**GIVEN PROBLEM**
Search the listing for "panel" and copy every line where it appears.

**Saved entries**
####################
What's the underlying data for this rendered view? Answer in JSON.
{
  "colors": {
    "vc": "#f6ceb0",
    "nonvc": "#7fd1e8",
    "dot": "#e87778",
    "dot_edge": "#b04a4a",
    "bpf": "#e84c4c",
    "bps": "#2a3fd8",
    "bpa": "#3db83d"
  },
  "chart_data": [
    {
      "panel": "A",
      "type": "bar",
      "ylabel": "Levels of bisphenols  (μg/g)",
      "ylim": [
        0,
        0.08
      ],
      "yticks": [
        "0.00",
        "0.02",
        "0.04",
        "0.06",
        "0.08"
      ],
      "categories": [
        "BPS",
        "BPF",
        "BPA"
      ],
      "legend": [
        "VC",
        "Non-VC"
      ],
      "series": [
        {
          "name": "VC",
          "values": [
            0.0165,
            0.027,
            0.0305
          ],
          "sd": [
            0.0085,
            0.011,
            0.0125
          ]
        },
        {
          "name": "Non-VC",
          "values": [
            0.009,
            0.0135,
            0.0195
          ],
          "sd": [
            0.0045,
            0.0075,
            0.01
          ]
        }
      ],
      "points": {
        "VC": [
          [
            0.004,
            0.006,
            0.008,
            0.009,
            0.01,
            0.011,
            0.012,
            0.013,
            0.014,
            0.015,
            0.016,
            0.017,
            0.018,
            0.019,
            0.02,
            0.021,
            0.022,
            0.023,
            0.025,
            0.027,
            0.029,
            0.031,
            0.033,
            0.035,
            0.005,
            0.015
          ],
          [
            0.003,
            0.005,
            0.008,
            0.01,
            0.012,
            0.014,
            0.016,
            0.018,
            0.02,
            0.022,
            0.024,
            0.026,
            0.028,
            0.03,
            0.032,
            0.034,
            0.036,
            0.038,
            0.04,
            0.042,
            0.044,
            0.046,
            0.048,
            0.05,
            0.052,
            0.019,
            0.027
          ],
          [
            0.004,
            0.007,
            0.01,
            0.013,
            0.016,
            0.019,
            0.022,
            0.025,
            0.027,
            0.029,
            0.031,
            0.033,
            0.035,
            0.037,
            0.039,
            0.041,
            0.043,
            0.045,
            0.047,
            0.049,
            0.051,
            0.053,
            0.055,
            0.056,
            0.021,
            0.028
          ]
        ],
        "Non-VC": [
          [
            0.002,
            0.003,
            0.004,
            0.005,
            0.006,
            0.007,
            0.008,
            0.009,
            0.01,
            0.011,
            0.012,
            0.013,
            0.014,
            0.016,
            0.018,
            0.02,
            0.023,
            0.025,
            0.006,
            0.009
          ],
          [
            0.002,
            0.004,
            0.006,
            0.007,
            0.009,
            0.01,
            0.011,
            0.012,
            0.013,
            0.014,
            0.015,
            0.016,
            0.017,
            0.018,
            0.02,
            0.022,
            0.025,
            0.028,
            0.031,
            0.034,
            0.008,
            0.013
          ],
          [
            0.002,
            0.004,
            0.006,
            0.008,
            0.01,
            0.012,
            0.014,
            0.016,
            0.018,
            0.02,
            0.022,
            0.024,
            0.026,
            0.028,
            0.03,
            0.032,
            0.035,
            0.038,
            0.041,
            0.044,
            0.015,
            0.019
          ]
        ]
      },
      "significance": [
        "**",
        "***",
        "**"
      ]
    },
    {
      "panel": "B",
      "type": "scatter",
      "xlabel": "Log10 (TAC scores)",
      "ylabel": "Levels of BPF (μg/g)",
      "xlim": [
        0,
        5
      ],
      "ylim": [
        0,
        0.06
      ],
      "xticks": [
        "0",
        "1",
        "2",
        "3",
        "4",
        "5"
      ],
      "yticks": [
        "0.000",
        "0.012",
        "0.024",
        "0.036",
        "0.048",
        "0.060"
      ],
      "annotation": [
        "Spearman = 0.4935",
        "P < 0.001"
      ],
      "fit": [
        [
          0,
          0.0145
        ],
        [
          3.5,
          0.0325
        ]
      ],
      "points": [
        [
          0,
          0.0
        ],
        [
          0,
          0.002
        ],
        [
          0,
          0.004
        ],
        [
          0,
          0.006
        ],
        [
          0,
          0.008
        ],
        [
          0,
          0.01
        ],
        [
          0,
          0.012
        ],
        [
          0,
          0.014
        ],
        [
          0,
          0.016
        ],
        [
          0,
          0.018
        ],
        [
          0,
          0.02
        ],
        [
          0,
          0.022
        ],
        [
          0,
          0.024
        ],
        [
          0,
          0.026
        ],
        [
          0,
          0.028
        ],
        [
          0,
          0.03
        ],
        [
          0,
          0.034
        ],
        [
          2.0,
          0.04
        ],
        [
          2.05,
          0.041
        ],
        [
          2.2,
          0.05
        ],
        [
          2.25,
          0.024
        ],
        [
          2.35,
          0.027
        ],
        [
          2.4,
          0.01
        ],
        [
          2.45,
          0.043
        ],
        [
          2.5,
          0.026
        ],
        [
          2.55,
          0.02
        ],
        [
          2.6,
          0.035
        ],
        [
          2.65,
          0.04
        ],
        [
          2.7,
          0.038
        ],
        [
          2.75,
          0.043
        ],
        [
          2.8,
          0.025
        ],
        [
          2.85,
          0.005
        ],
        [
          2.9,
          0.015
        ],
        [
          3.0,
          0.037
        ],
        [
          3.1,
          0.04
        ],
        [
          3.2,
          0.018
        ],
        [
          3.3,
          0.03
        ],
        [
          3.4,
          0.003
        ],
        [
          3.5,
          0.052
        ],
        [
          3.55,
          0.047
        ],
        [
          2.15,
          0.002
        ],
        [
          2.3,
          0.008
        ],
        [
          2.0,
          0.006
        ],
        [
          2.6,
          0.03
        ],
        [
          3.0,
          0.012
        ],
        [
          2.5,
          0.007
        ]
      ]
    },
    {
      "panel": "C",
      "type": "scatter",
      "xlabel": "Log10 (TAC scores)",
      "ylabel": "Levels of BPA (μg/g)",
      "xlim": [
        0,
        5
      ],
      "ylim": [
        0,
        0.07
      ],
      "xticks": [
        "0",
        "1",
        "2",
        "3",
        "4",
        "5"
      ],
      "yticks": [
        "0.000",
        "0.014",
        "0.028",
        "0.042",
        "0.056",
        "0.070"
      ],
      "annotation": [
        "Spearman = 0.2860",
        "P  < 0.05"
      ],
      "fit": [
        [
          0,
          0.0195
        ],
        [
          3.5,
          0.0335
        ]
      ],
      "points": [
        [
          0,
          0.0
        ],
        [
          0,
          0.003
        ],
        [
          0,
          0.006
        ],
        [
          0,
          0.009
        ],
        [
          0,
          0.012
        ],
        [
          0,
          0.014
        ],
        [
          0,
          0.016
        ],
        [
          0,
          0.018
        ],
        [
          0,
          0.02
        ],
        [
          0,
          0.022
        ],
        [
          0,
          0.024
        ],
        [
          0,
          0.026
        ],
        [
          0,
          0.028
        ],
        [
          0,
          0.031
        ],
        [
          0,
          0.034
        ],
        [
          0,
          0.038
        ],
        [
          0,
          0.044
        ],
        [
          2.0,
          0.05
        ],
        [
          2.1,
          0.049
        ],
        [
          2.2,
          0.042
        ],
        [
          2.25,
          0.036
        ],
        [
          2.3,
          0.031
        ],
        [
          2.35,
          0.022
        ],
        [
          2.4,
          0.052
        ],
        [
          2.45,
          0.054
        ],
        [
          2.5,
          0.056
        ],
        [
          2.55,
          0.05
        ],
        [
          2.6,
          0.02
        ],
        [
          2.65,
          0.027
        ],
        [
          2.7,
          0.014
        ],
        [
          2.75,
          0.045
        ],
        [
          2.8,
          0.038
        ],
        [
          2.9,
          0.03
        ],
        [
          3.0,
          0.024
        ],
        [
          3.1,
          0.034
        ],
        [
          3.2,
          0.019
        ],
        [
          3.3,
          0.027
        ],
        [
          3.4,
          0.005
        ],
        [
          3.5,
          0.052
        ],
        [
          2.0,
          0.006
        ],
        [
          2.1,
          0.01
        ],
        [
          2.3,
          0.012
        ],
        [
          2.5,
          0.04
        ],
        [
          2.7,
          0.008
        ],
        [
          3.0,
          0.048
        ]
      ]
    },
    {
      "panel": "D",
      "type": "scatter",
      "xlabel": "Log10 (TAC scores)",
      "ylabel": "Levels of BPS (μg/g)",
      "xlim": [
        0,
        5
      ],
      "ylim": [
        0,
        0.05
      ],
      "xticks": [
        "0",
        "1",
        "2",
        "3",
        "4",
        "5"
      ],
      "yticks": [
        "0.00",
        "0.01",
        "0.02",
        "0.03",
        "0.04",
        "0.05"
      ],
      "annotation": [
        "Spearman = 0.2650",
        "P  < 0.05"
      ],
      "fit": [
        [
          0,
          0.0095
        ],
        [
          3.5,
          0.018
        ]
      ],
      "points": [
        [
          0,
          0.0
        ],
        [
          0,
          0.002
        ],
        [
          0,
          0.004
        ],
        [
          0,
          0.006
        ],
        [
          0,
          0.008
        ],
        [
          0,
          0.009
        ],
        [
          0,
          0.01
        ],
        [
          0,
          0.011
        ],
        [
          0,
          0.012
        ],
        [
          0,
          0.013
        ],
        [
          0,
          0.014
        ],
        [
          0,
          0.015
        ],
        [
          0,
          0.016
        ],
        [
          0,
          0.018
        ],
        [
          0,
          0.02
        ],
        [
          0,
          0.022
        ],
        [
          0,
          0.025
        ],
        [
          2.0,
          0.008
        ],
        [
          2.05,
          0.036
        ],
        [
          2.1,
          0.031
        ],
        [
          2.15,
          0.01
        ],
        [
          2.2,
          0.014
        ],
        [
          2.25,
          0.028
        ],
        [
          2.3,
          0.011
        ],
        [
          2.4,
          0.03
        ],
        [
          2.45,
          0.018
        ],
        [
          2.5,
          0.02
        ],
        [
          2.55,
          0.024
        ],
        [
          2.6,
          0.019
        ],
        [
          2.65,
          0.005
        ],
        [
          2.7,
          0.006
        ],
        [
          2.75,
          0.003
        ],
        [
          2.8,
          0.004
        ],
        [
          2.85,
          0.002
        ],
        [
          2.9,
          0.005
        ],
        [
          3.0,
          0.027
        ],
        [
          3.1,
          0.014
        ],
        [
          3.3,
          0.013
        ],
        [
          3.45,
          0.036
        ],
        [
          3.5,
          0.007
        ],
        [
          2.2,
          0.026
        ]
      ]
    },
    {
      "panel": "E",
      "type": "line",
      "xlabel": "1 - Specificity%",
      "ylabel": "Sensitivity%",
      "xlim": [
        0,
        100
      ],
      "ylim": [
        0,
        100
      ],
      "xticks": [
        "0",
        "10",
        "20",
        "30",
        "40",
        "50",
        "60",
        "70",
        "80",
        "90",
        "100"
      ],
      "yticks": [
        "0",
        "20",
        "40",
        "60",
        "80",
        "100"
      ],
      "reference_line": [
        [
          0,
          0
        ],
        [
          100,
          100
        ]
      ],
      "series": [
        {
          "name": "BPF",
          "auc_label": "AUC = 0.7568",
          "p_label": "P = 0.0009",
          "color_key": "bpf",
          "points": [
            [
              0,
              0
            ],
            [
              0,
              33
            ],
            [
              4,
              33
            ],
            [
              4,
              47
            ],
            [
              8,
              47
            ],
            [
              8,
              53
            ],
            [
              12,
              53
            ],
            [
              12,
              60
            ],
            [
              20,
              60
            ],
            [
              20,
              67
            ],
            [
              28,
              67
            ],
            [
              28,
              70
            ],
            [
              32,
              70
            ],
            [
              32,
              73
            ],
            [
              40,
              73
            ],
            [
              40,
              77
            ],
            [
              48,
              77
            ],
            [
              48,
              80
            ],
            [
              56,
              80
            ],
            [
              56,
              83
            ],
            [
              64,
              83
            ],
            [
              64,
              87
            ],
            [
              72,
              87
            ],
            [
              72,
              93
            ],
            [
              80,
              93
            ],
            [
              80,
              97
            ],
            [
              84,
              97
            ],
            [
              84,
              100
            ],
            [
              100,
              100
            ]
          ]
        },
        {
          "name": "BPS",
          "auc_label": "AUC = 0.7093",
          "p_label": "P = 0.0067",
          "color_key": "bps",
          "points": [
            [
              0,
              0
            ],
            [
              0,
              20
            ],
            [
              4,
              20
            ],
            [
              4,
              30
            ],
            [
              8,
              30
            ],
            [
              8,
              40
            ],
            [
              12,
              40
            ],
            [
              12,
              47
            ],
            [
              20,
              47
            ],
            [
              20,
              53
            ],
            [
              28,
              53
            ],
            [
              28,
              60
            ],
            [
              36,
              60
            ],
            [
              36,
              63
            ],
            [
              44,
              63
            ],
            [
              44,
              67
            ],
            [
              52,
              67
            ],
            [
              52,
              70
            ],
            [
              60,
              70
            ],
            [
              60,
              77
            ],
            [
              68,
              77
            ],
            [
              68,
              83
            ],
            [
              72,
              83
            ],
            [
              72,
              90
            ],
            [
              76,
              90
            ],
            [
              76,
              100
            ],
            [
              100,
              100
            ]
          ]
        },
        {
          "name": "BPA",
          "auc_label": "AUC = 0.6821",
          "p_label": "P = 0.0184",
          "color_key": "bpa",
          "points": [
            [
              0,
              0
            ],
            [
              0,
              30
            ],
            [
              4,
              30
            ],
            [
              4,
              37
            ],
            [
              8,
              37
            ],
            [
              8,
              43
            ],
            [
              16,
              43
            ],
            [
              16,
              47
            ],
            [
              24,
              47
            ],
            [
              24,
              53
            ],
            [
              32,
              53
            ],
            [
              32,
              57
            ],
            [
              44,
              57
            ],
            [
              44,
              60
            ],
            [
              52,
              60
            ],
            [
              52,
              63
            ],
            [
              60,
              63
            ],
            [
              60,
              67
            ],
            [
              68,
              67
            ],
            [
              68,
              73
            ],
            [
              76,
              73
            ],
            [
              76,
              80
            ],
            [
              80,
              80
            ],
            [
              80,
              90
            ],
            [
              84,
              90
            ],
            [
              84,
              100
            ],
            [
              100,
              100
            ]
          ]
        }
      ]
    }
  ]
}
####################
**EXPECTED OUTPUT**
      "panel": "A",
      "panel": "B",
      "panel": "C",
      "panel": "D",
      "panel": "E",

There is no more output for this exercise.